What to work on:
Below are the entries; determine how many of their lines contain the string "essay" and give that figure alone.

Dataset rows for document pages

========================================

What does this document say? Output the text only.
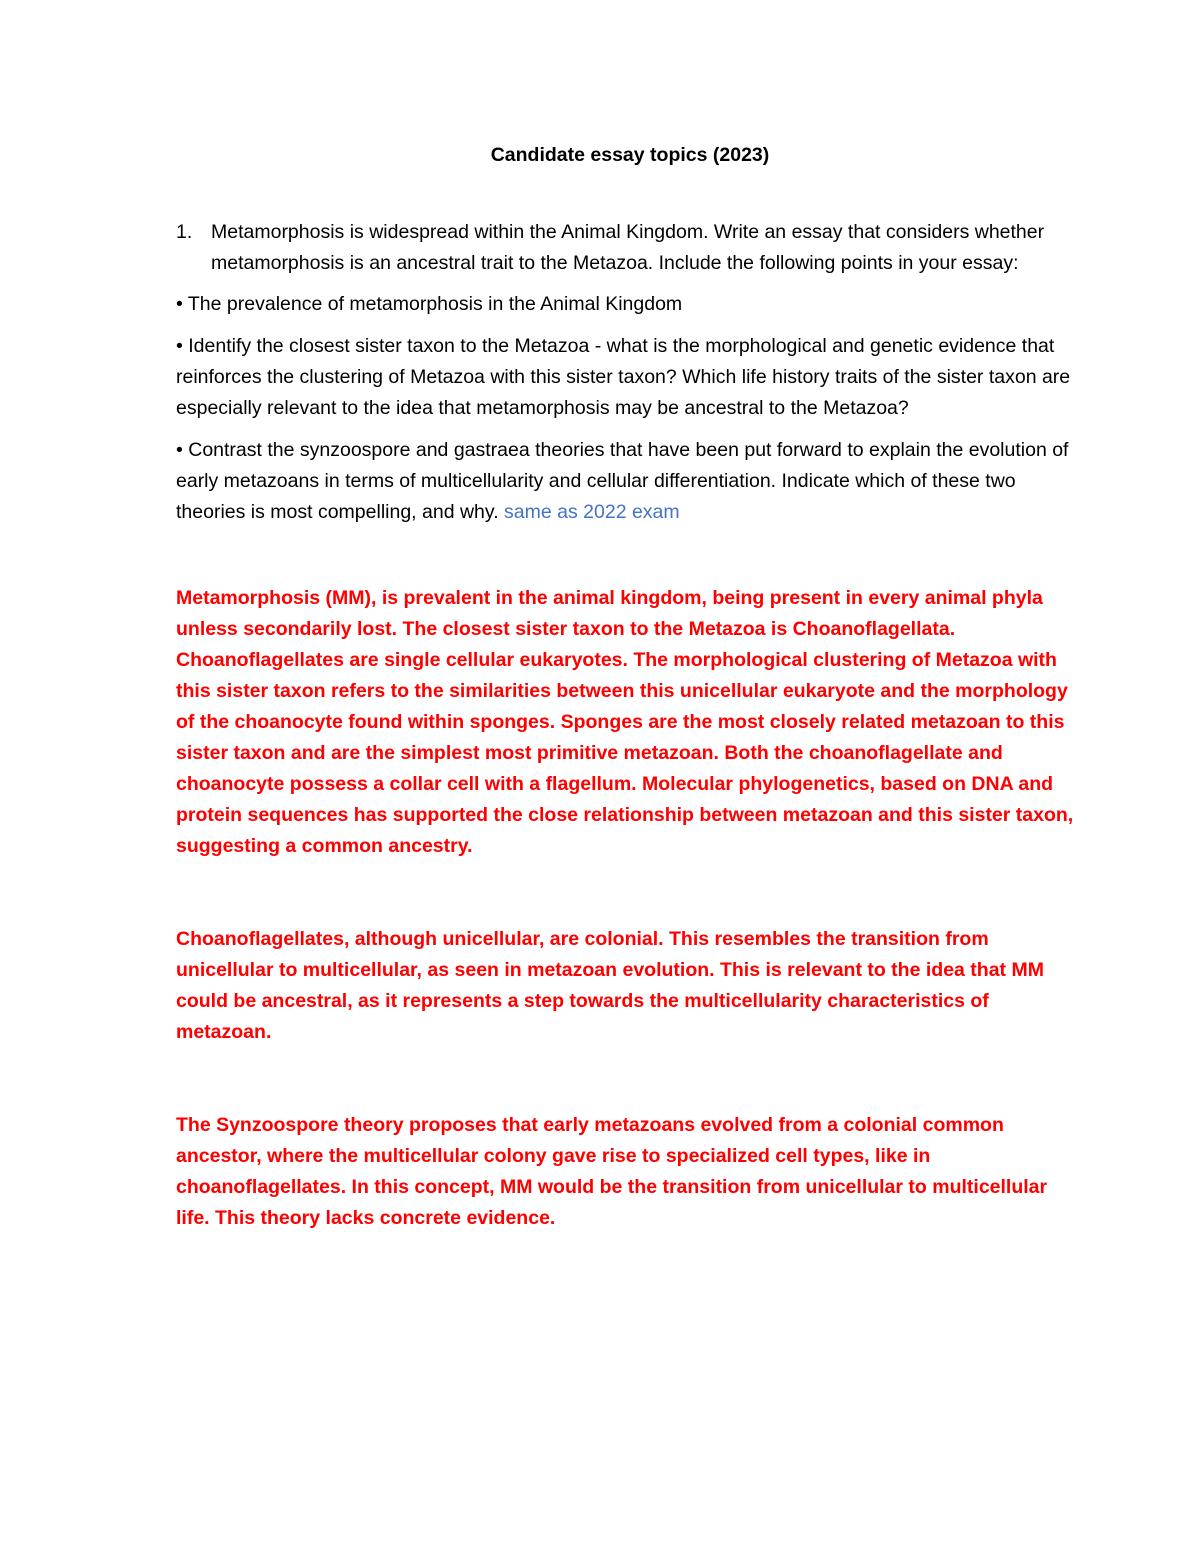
Candidate essay topics (2023)
1. Metamorphosis is widespread within the Animal Kingdom. Write an essay that considers whether metamorphosis is an ancestral trait to the Metazoa. Include the following points in your essay:

• The prevalence of metamorphosis in the Animal Kingdom

• Identify the closest sister taxon to the Metazoa - what is the morphological and genetic evidence that reinforces the clustering of Metazoa with this sister taxon? Which life history traits of the sister taxon are especially relevant to the idea that metamorphosis may be ancestral to the Metazoa?

• Contrast the synzoospore and gastraea theories that have been put forward to explain the evolution of early metazoans in terms of multicellularity and cellular differentiation. Indicate which of these two theories is most compelling, and why. same as 2022 exam

Metamorphosis (MM), is prevalent in the animal kingdom, being present in every animal phyla unless secondarily lost. The closest sister taxon to the Metazoa is Choanoflagellata. Choanoflagellates are single cellular eukaryotes. The morphological clustering of Metazoa with this sister taxon refers to the similarities between this unicellular eukaryote and the morphology of the choanocyte found within sponges. Sponges are the most closely related metazoan to this sister taxon and are the simplest most primitive metazoan. Both the choanoflagellate and choanocyte possess a collar cell with a flagellum. Molecular phylogenetics, based on DNA and protein sequences has supported the close relationship between metazoan and this sister taxon, suggesting a common ancestry.

Choanoflagellates, although unicellular, are colonial. This resembles the transition from unicellular to multicellular, as seen in metazoan evolution. This is relevant to the idea that MM could be ancestral, as it represents a step towards the multicellularity characteristics of metazoan.

The Synzoospore theory proposes that early metazoans evolved from a colonial common ancestor, where the multicellular colony gave rise to specialized cell types, like in choanoflagellates. In this concept, MM would be the transition from unicellular to multicellular life. This theory lacks concrete evidence.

========================================

Answer box:
2